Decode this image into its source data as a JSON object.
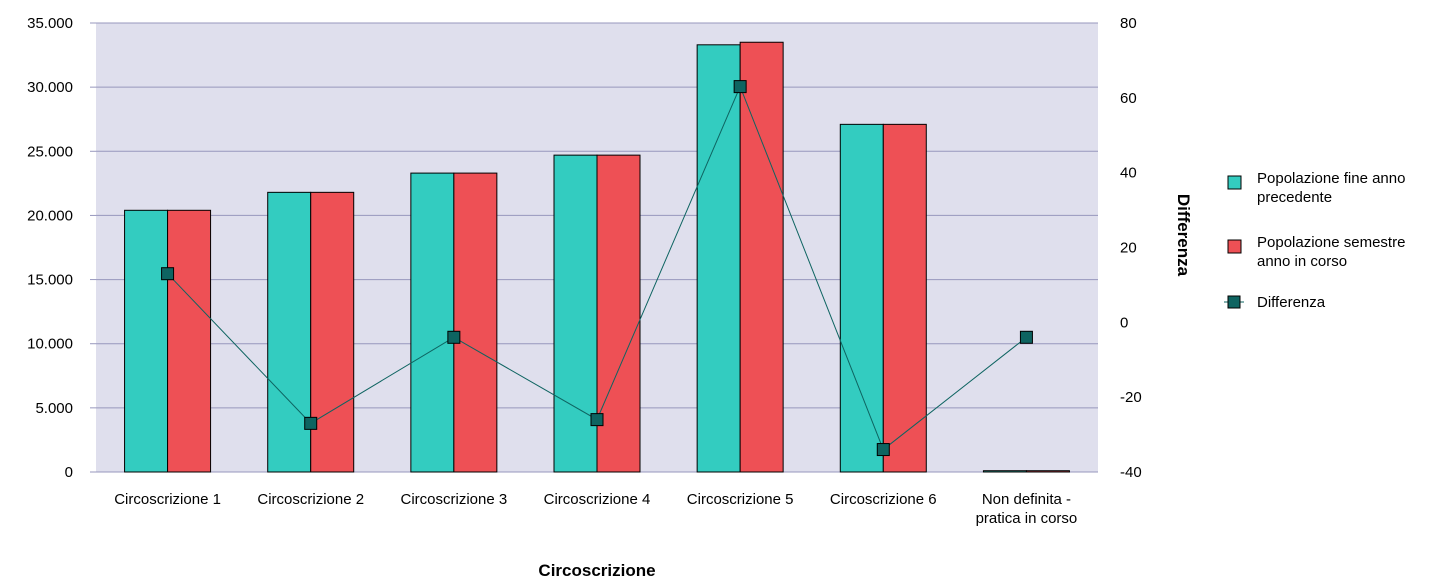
{
  "chart_data": {
    "type": "bar",
    "xlabel": "Circoscrizione",
    "ylabel": "",
    "y2label": "Differenza",
    "categories": [
      [
        "Circoscrizione 1"
      ],
      [
        "Circoscrizione 2"
      ],
      [
        "Circoscrizione 3"
      ],
      [
        "Circoscrizione 4"
      ],
      [
        "Circoscrizione 5"
      ],
      [
        "Circoscrizione 6"
      ],
      [
        "Non definita -",
        "pratica in corso"
      ]
    ],
    "ylim": [
      0,
      35000
    ],
    "y2lim": [
      -40,
      80
    ],
    "yticks": [
      "0",
      "5.000",
      "10.000",
      "15.000",
      "20.000",
      "25.000",
      "30.000",
      "35.000"
    ],
    "y2ticks": [
      "-40",
      "-20",
      "0",
      "20",
      "40",
      "60",
      "80"
    ],
    "grid": true,
    "legend_position": "right",
    "series": [
      {
        "name": "Popolazione fine anno precedente",
        "legend_lines": [
          "Popolazione fine anno",
          "precedente"
        ],
        "type": "bar",
        "axis": "left",
        "color": "#33ccc0",
        "values": [
          20400,
          21800,
          23300,
          24700,
          33300,
          27100,
          100
        ]
      },
      {
        "name": "Popolazione semestre anno in corso",
        "legend_lines": [
          "Popolazione semestre",
          "anno in corso"
        ],
        "type": "bar",
        "axis": "left",
        "color": "#ee5055",
        "values": [
          20400,
          21800,
          23300,
          24700,
          33500,
          27100,
          100
        ]
      },
      {
        "name": "Differenza",
        "legend_lines": [
          "Differenza"
        ],
        "type": "line",
        "axis": "right",
        "color": "#0e6461",
        "values": [
          13,
          -27,
          -4,
          -26,
          63,
          -34,
          -4
        ]
      }
    ]
  }
}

□ □ □ □

● Task description: Pictures don't belong in the copy. Transcribe every record exactly as it appears.

● Task output:
Decode this image into its source data as a JSON object.
{
  "chart_data": {
    "type": "bar",
    "xlabel": "Circoscrizione",
    "ylabel": "",
    "y2label": "Differenza",
    "categories": [
      [
        "Circoscrizione 1"
      ],
      [
        "Circoscrizione 2"
      ],
      [
        "Circoscrizione 3"
      ],
      [
        "Circoscrizione 4"
      ],
      [
        "Circoscrizione 5"
      ],
      [
        "Circoscrizione 6"
      ],
      [
        "Non definita -",
        "pratica in corso"
      ]
    ],
    "ylim": [
      0,
      35000
    ],
    "y2lim": [
      -40,
      80
    ],
    "yticks": [
      "0",
      "5.000",
      "10.000",
      "15.000",
      "20.000",
      "25.000",
      "30.000",
      "35.000"
    ],
    "y2ticks": [
      "-40",
      "-20",
      "0",
      "20",
      "40",
      "60",
      "80"
    ],
    "grid": true,
    "legend_position": "right",
    "series": [
      {
        "name": "Popolazione fine anno precedente",
        "legend_lines": [
          "Popolazione fine anno",
          "precedente"
        ],
        "type": "bar",
        "axis": "left",
        "color": "#33ccc0",
        "values": [
          20400,
          21800,
          23300,
          24700,
          33300,
          27100,
          100
        ]
      },
      {
        "name": "Popolazione semestre anno in corso",
        "legend_lines": [
          "Popolazione semestre",
          "anno in corso"
        ],
        "type": "bar",
        "axis": "left",
        "color": "#ee5055",
        "values": [
          20400,
          21800,
          23300,
          24700,
          33500,
          27100,
          100
        ]
      },
      {
        "name": "Differenza",
        "legend_lines": [
          "Differenza"
        ],
        "type": "line",
        "axis": "right",
        "color": "#0e6461",
        "values": [
          13,
          -27,
          -4,
          -26,
          63,
          -34,
          -4
        ]
      }
    ]
  }
}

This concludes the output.